* _SHORT TASK_:
Return all lines from the listing below in which the string "date" occurs.
>> BEGIN
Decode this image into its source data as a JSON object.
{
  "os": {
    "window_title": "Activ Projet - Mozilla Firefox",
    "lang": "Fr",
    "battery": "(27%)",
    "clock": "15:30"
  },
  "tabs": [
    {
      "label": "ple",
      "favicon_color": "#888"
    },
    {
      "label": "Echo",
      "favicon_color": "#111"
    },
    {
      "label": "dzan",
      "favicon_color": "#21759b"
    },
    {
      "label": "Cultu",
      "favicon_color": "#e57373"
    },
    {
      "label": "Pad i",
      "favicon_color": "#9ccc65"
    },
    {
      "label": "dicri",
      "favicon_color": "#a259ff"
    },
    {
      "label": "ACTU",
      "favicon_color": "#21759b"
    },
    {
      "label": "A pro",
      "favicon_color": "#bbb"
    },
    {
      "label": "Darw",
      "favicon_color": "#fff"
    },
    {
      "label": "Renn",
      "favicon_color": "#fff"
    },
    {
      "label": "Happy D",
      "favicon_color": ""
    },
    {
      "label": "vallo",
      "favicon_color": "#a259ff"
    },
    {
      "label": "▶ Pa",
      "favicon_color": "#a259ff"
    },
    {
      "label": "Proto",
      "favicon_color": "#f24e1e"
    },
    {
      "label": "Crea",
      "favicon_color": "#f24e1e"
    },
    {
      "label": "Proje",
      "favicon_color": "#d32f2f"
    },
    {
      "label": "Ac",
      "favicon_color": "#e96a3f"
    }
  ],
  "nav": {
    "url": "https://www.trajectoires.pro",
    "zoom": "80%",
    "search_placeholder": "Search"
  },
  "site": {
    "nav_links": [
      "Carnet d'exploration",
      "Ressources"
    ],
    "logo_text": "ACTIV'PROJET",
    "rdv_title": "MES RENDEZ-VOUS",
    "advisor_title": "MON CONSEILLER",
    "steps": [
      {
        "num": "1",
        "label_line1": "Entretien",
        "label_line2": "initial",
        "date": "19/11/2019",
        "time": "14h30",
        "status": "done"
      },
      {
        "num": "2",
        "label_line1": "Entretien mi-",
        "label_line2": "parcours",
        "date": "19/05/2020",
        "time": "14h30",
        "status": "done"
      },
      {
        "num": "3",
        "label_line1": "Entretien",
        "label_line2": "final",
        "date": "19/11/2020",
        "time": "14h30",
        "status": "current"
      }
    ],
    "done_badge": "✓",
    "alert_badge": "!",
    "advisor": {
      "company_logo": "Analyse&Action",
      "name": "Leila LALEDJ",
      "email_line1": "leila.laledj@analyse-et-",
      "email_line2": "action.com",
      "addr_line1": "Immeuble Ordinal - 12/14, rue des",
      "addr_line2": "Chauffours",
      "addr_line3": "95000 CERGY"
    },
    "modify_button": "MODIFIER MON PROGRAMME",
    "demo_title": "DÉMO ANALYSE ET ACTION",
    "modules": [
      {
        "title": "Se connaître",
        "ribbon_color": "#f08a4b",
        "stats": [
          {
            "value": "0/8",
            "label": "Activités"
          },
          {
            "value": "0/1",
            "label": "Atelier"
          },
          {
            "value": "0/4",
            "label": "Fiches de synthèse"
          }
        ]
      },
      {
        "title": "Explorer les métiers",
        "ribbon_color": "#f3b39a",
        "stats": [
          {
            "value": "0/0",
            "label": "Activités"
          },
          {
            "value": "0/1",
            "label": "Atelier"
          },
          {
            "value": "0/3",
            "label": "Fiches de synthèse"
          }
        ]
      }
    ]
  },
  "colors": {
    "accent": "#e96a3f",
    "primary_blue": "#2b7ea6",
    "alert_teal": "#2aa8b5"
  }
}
>> END
* _SOLUTION FOR THIS TASK_:
        "date": "19/11/2019",
        "date": "19/05/2020",
        "date": "19/11/2020",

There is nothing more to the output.